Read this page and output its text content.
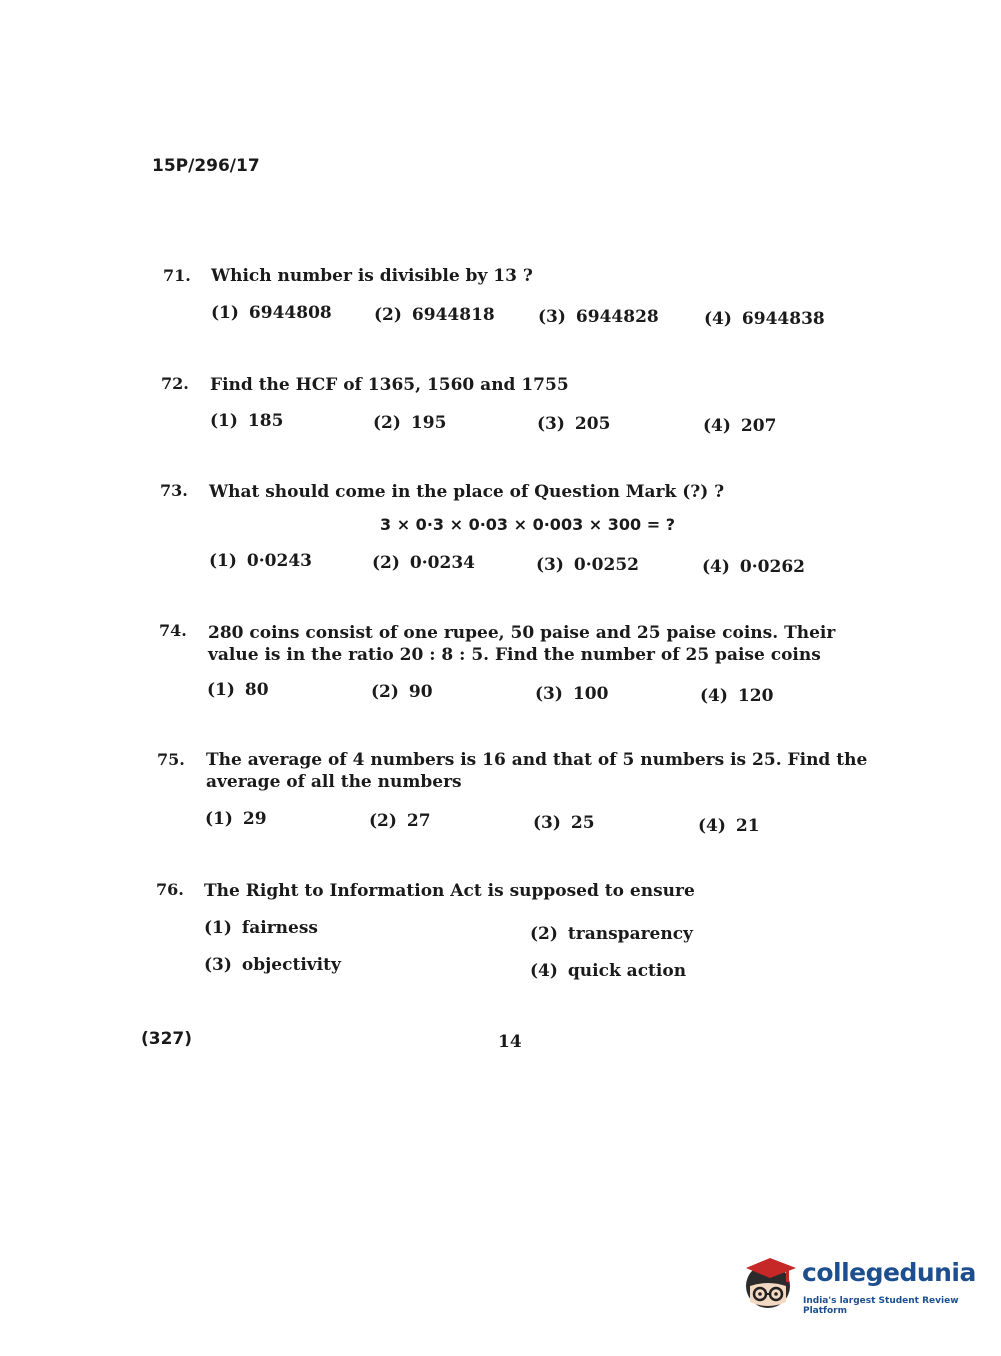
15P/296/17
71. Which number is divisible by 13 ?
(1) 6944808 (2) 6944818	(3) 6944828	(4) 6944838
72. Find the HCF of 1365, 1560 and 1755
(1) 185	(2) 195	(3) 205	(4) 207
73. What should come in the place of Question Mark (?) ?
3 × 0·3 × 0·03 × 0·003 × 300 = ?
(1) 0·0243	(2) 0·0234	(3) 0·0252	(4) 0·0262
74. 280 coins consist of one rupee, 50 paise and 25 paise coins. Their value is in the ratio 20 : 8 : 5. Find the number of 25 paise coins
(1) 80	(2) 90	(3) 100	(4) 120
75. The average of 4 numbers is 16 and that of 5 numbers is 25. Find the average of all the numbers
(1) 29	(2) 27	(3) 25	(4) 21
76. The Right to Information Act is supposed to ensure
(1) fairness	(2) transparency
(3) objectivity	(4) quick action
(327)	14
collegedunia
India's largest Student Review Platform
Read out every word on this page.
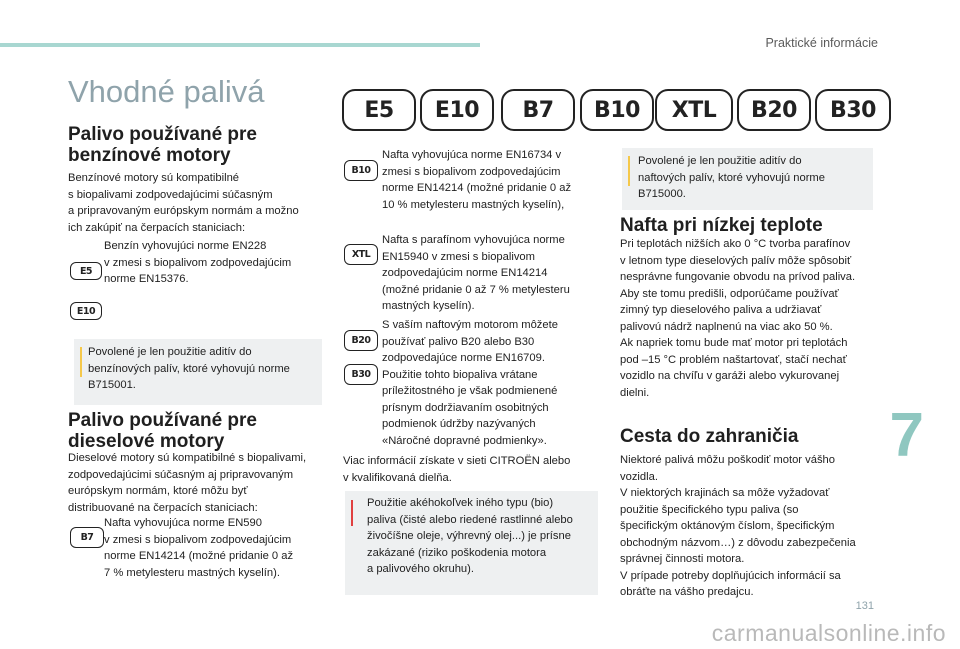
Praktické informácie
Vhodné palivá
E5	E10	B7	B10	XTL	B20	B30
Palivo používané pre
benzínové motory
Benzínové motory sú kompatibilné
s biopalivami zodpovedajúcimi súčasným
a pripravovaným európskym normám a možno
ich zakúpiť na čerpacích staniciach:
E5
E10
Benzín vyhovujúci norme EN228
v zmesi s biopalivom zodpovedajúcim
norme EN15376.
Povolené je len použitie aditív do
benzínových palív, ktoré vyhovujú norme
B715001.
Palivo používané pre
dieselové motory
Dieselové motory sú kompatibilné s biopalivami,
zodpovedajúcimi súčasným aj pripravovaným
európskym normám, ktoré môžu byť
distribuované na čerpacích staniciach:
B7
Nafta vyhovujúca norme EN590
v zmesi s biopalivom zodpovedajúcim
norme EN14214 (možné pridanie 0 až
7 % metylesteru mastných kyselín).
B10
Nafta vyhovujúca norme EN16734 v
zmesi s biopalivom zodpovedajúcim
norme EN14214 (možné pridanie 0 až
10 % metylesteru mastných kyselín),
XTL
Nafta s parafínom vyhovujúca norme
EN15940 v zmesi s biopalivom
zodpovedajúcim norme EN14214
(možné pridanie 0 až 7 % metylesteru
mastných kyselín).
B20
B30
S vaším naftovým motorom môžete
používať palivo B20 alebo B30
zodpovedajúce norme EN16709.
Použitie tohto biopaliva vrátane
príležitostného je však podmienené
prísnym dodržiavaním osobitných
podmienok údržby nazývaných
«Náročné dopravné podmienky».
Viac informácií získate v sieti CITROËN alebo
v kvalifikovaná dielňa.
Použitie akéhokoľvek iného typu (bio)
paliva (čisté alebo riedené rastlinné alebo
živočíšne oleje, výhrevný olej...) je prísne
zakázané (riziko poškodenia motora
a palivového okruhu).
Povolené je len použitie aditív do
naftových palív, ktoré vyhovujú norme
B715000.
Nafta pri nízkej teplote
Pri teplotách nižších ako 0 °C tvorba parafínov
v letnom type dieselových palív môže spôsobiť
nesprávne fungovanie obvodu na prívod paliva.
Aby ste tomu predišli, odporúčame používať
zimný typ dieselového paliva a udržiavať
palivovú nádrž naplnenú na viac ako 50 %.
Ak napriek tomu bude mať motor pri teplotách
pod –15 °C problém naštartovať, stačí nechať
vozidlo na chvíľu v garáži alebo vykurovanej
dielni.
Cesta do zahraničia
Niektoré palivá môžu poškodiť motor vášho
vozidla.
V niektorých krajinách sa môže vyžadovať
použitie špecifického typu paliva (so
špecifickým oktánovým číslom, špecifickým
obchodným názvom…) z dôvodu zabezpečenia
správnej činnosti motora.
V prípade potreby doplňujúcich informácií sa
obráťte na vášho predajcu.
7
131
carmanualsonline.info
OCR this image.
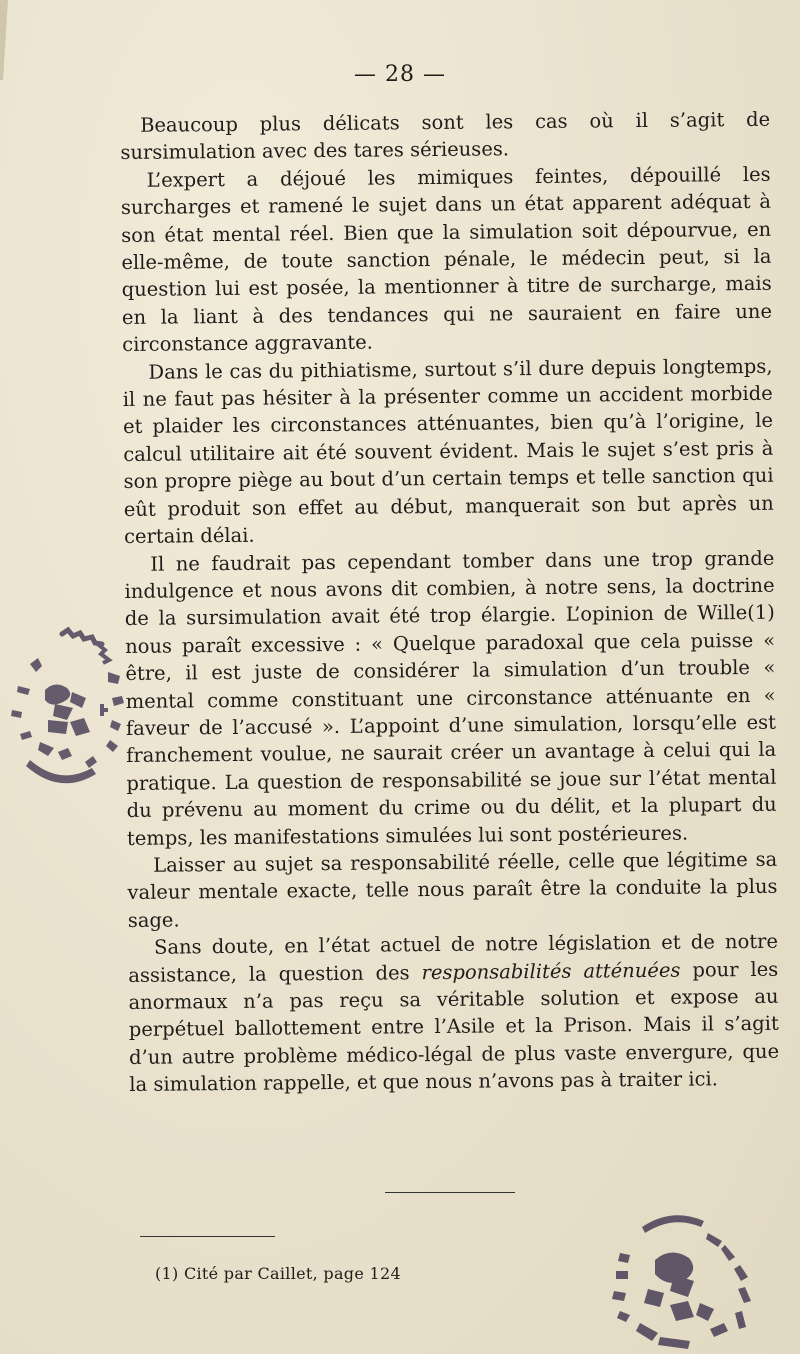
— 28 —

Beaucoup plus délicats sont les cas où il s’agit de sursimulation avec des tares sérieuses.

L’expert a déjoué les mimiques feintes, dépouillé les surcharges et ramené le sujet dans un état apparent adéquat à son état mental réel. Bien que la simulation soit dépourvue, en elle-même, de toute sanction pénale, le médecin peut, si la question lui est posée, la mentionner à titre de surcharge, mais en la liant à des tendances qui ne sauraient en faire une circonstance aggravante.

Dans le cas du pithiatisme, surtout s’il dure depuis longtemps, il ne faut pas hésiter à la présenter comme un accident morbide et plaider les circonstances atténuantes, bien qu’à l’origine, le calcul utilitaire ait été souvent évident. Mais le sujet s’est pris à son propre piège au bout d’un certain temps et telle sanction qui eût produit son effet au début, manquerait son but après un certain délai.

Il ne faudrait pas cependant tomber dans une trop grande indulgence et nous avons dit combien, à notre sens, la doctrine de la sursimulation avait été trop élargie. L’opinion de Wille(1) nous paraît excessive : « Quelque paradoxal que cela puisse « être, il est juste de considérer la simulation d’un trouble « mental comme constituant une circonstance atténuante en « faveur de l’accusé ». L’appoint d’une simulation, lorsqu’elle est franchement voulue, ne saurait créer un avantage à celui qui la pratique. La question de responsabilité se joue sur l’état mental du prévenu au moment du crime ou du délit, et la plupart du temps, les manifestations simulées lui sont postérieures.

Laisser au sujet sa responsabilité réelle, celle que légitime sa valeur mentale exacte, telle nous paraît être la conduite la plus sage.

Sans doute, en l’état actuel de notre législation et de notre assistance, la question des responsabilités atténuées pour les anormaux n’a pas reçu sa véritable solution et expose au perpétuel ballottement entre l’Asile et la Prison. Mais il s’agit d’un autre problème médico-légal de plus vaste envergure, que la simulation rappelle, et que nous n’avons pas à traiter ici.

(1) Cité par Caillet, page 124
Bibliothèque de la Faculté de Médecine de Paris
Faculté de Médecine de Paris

——

Request — Return a copy of every line that includes the word "Faculté".

Right answer —
Bibliothèque de la Faculté de Médecine de Paris
Faculté de Médecine de Paris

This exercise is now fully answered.